Exercise brief: What is the number of lines in the entries that include the word "amount"? Respond with the number only.

Given data:

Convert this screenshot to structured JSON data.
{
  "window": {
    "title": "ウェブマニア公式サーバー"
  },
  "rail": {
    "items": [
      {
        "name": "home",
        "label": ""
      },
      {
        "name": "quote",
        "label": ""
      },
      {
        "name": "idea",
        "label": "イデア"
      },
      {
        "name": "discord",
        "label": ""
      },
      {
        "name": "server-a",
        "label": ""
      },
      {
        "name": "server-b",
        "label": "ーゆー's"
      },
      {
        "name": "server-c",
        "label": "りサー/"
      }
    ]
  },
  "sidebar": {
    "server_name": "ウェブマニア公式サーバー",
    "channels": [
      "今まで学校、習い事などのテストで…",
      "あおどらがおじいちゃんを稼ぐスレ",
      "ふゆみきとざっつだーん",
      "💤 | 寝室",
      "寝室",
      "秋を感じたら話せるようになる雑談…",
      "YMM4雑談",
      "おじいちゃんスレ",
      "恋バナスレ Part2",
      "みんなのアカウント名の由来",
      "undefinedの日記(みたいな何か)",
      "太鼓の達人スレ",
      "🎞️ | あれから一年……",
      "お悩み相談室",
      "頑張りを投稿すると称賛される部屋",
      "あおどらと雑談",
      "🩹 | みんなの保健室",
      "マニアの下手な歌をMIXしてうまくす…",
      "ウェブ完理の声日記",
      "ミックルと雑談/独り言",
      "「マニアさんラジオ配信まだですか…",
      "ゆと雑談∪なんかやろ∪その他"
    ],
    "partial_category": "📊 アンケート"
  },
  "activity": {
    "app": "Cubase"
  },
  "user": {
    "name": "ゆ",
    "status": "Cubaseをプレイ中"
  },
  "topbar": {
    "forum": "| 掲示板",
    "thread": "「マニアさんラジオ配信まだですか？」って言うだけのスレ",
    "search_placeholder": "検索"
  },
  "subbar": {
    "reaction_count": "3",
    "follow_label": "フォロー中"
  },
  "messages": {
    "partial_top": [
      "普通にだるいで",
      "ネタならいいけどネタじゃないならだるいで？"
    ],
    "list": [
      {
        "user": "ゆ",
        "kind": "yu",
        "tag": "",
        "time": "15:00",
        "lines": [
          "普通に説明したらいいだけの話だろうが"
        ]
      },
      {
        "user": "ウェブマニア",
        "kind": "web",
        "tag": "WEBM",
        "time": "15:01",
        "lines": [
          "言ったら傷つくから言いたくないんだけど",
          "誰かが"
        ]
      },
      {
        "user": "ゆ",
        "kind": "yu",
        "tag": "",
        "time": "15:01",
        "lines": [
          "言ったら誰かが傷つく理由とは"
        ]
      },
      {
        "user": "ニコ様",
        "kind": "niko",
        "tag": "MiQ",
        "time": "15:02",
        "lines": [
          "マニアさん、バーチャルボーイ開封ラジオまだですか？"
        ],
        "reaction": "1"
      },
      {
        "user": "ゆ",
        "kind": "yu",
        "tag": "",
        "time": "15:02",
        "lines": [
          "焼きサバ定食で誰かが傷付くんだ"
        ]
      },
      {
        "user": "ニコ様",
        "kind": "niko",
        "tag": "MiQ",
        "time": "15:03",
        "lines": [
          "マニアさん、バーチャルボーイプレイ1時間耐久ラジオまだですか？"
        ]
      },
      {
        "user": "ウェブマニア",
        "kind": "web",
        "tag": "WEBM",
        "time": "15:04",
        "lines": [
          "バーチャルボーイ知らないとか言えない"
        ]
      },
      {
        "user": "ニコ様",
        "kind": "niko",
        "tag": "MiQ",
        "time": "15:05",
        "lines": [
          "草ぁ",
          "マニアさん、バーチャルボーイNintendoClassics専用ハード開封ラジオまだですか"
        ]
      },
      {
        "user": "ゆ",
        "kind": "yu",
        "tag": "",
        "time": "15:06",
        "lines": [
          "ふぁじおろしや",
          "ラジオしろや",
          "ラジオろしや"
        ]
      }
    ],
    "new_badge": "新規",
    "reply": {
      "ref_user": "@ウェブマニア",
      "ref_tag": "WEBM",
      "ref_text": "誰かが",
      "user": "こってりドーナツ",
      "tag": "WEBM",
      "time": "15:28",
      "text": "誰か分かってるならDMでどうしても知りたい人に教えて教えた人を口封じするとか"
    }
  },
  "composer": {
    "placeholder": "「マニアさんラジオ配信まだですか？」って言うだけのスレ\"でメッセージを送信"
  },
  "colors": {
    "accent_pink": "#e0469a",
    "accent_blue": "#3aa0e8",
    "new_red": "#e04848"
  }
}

==

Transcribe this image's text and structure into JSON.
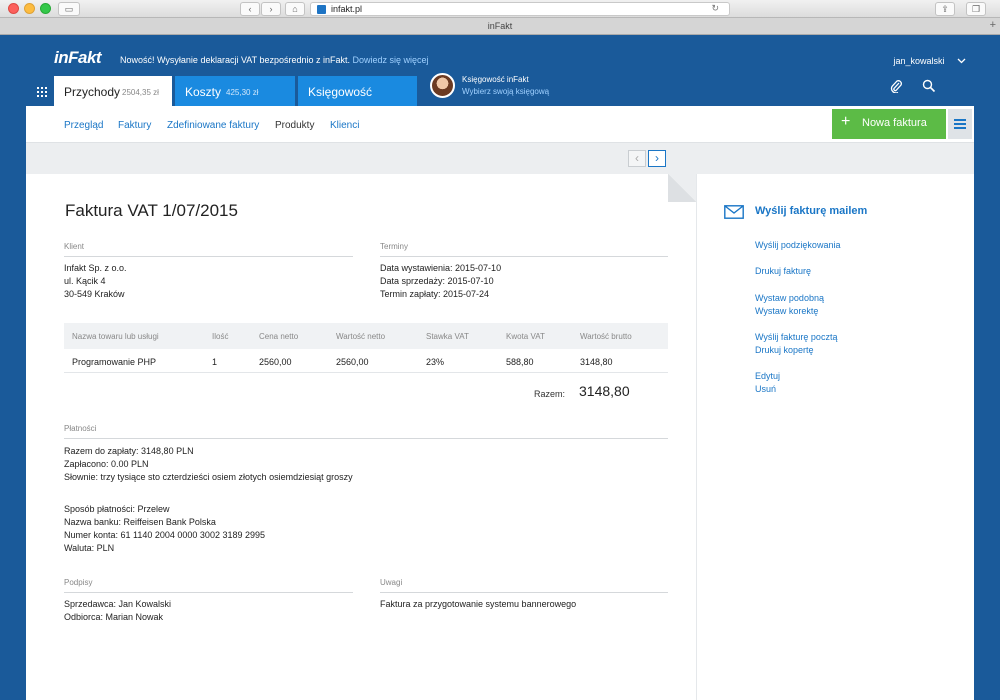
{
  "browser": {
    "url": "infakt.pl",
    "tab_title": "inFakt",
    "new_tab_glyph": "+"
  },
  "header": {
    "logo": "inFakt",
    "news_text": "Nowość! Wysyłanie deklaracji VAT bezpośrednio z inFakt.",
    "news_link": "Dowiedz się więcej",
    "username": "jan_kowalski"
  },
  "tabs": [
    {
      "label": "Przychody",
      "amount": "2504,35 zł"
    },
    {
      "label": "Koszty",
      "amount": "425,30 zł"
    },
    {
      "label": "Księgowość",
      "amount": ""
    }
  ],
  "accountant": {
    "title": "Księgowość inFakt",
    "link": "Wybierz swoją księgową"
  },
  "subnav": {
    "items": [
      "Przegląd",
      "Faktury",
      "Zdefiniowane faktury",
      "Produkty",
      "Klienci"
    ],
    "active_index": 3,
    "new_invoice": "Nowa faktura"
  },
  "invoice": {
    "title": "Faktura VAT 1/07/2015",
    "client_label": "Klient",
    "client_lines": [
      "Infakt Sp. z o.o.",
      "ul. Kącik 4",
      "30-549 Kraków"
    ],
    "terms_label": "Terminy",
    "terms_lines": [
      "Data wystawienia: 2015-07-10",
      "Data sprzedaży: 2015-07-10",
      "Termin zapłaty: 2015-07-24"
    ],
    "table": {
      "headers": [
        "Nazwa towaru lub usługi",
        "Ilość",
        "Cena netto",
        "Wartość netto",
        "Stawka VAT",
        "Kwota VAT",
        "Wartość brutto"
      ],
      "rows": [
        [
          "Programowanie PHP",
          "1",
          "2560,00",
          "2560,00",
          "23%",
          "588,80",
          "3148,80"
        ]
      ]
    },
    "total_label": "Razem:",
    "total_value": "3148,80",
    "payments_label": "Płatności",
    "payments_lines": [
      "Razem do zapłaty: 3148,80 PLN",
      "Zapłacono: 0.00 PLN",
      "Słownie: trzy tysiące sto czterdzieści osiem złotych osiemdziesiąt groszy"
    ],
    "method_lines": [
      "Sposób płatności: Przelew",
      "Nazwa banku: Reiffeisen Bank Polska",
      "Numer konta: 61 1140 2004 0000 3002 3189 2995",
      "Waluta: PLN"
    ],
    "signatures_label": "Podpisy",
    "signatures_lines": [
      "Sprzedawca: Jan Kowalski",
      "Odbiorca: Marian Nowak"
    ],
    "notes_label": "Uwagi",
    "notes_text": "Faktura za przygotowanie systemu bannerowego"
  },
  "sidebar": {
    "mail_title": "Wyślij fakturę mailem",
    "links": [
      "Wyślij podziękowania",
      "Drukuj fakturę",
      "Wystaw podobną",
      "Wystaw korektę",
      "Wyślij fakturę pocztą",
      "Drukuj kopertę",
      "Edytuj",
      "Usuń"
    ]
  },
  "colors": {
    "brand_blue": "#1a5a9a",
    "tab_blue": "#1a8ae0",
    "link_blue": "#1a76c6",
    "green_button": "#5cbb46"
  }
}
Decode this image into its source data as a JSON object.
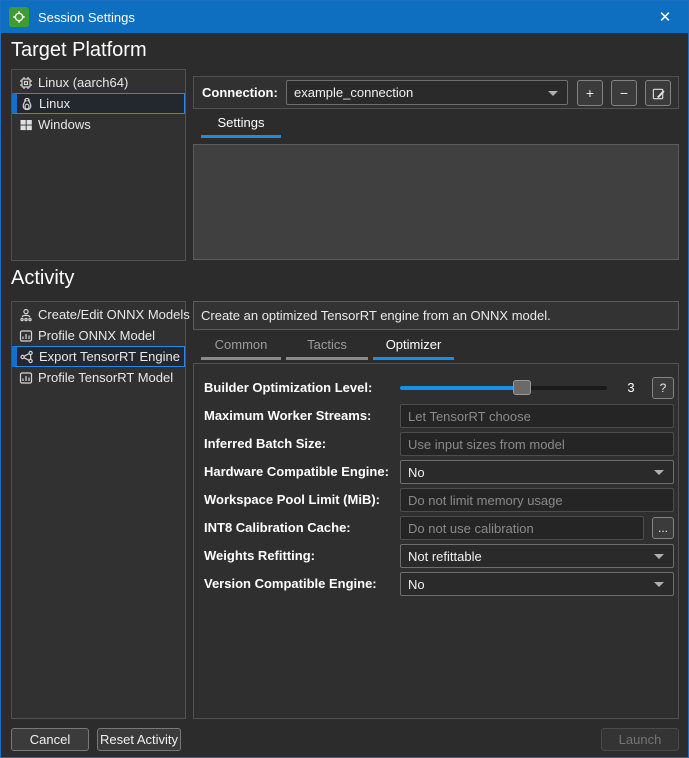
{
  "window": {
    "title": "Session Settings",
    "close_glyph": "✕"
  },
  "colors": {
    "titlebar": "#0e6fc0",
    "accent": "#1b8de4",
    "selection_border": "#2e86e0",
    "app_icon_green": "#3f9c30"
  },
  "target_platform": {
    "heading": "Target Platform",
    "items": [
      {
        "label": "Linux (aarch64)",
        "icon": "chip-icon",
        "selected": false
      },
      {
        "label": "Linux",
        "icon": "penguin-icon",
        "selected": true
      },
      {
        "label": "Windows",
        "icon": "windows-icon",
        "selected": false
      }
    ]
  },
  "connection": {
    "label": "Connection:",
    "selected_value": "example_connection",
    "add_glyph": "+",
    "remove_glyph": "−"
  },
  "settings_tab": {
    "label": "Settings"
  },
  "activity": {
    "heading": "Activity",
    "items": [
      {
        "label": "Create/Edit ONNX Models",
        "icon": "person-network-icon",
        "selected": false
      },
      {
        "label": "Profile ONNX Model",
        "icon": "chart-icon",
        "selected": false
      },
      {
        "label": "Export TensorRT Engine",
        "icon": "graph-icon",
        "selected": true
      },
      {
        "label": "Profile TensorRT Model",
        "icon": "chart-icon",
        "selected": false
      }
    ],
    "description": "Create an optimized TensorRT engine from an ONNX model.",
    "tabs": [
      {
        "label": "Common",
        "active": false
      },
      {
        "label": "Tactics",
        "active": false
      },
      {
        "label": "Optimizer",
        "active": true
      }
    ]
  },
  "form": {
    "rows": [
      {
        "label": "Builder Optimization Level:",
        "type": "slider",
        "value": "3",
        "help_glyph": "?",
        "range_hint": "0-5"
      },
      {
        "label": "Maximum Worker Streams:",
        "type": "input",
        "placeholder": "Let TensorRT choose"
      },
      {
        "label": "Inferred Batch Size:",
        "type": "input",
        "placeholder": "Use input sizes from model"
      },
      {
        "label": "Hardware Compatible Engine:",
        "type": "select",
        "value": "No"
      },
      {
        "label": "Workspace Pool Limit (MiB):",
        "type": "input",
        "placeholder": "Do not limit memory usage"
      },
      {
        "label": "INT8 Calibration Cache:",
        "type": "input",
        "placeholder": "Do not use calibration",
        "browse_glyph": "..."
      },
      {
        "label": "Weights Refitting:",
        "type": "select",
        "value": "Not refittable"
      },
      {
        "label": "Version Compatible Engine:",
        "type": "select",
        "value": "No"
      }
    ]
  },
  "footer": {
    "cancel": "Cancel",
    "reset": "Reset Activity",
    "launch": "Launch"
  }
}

Solution to this task: 3